(Data excerpts)
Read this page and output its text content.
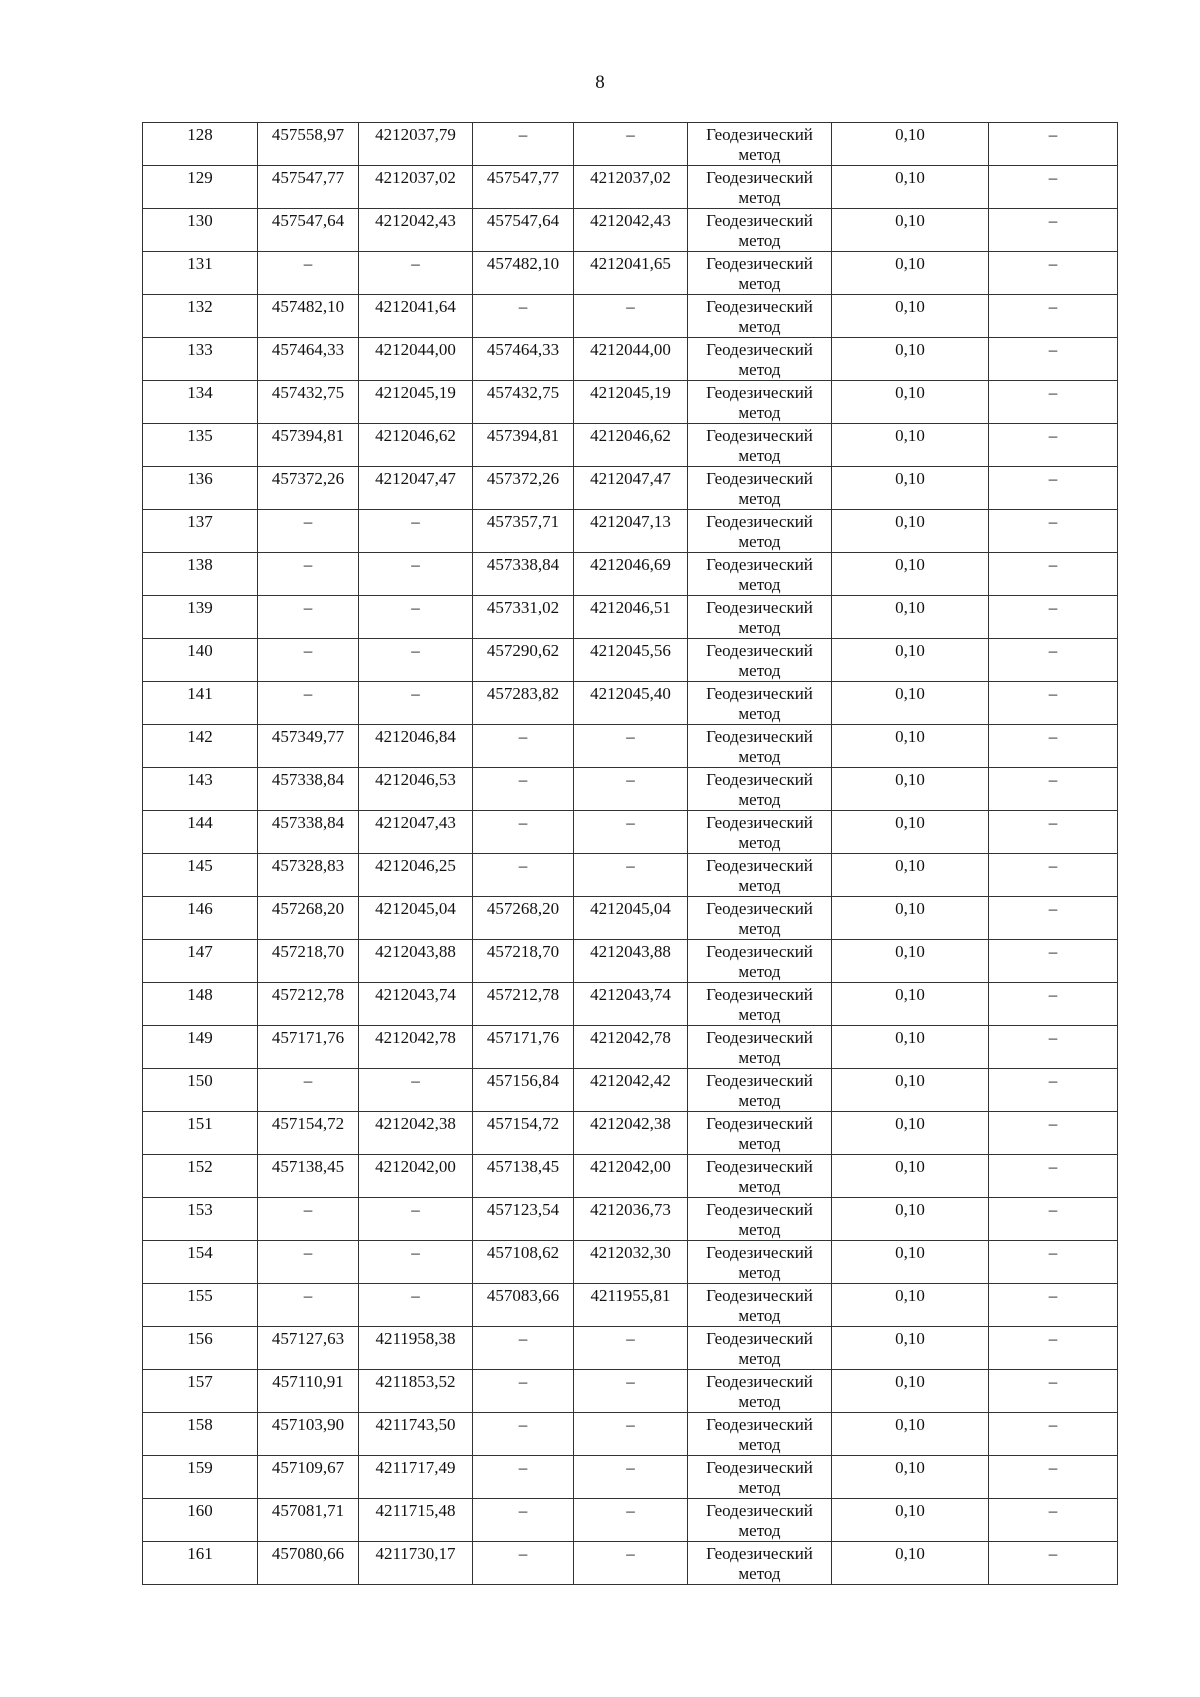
8
128	457558,97	4212037,79	–	–	Геодезический метод	0,10	–
129	457547,77	4212037,02	457547,77	4212037,02	Геодезический метод	0,10	–
130	457547,64	4212042,43	457547,64	4212042,43	Геодезический метод	0,10	–
131	–	–	457482,10	4212041,65	Геодезический метод	0,10	–
132	457482,10	4212041,64	–	–	Геодезический метод	0,10	–
133	457464,33	4212044,00	457464,33	4212044,00	Геодезический метод	0,10	–
134	457432,75	4212045,19	457432,75	4212045,19	Геодезический метод	0,10	–
135	457394,81	4212046,62	457394,81	4212046,62	Геодезический метод	0,10	–
136	457372,26	4212047,47	457372,26	4212047,47	Геодезический метод	0,10	–
137	–	–	457357,71	4212047,13	Геодезический метод	0,10	–
138	–	–	457338,84	4212046,69	Геодезический метод	0,10	–
139	–	–	457331,02	4212046,51	Геодезический метод	0,10	–
140	–	–	457290,62	4212045,56	Геодезический метод	0,10	–
141	–	–	457283,82	4212045,40	Геодезический метод	0,10	–
142	457349,77	4212046,84	–	–	Геодезический метод	0,10	–
143	457338,84	4212046,53	–	–	Геодезический метод	0,10	–
144	457338,84	4212047,43	–	–	Геодезический метод	0,10	–
145	457328,83	4212046,25	–	–	Геодезический метод	0,10	–
146	457268,20	4212045,04	457268,20	4212045,04	Геодезический метод	0,10	–
147	457218,70	4212043,88	457218,70	4212043,88	Геодезический метод	0,10	–
148	457212,78	4212043,74	457212,78	4212043,74	Геодезический метод	0,10	–
149	457171,76	4212042,78	457171,76	4212042,78	Геодезический метод	0,10	–
150	–	–	457156,84	4212042,42	Геодезический метод	0,10	–
151	457154,72	4212042,38	457154,72	4212042,38	Геодезический метод	0,10	–
152	457138,45	4212042,00	457138,45	4212042,00	Геодезический метод	0,10	–
153	–	–	457123,54	4212036,73	Геодезический метод	0,10	–
154	–	–	457108,62	4212032,30	Геодезический метод	0,10	–
155	–	–	457083,66	4211955,81	Геодезический метод	0,10	–
156	457127,63	4211958,38	–	–	Геодезический метод	0,10	–
157	457110,91	4211853,52	–	–	Геодезический метод	0,10	–
158	457103,90	4211743,50	–	–	Геодезический метод	0,10	–
159	457109,67	4211717,49	–	–	Геодезический метод	0,10	–
160	457081,71	4211715,48	–	–	Геодезический метод	0,10	–
161	457080,66	4211730,17	–	–	Геодезический метод	0,10	–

▶ [EXERCISE PROMPT]
Output the entries above exactly, without their pictures.

▶ [TASK SOLUTION]
Read this page and output its text content.
8
128	457558,97	4212037,79	–	–	Геодезический метод	0,10	–
129	457547,77	4212037,02	457547,77	4212037,02	Геодезический метод	0,10	–
130	457547,64	4212042,43	457547,64	4212042,43	Геодезический метод	0,10	–
131	–	–	457482,10	4212041,65	Геодезический метод	0,10	–
132	457482,10	4212041,64	–	–	Геодезический метод	0,10	–
133	457464,33	4212044,00	457464,33	4212044,00	Геодезический метод	0,10	–
134	457432,75	4212045,19	457432,75	4212045,19	Геодезический метод	0,10	–
135	457394,81	4212046,62	457394,81	4212046,62	Геодезический метод	0,10	–
136	457372,26	4212047,47	457372,26	4212047,47	Геодезический метод	0,10	–
137	–	–	457357,71	4212047,13	Геодезический метод	0,10	–
138	–	–	457338,84	4212046,69	Геодезический метод	0,10	–
139	–	–	457331,02	4212046,51	Геодезический метод	0,10	–
140	–	–	457290,62	4212045,56	Геодезический метод	0,10	–
141	–	–	457283,82	4212045,40	Геодезический метод	0,10	–
142	457349,77	4212046,84	–	–	Геодезический метод	0,10	–
143	457338,84	4212046,53	–	–	Геодезический метод	0,10	–
144	457338,84	4212047,43	–	–	Геодезический метод	0,10	–
145	457328,83	4212046,25	–	–	Геодезический метод	0,10	–
146	457268,20	4212045,04	457268,20	4212045,04	Геодезический метод	0,10	–
147	457218,70	4212043,88	457218,70	4212043,88	Геодезический метод	0,10	–
148	457212,78	4212043,74	457212,78	4212043,74	Геодезический метод	0,10	–
149	457171,76	4212042,78	457171,76	4212042,78	Геодезический метод	0,10	–
150	–	–	457156,84	4212042,42	Геодезический метод	0,10	–
151	457154,72	4212042,38	457154,72	4212042,38	Геодезический метод	0,10	–
152	457138,45	4212042,00	457138,45	4212042,00	Геодезический метод	0,10	–
153	–	–	457123,54	4212036,73	Геодезический метод	0,10	–
154	–	–	457108,62	4212032,30	Геодезический метод	0,10	–
155	–	–	457083,66	4211955,81	Геодезический метод	0,10	–
156	457127,63	4211958,38	–	–	Геодезический метод	0,10	–
157	457110,91	4211853,52	–	–	Геодезический метод	0,10	–
158	457103,90	4211743,50	–	–	Геодезический метод	0,10	–
159	457109,67	4211717,49	–	–	Геодезический метод	0,10	–
160	457081,71	4211715,48	–	–	Геодезический метод	0,10	–
161	457080,66	4211730,17	–	–	Геодезический метод	0,10	–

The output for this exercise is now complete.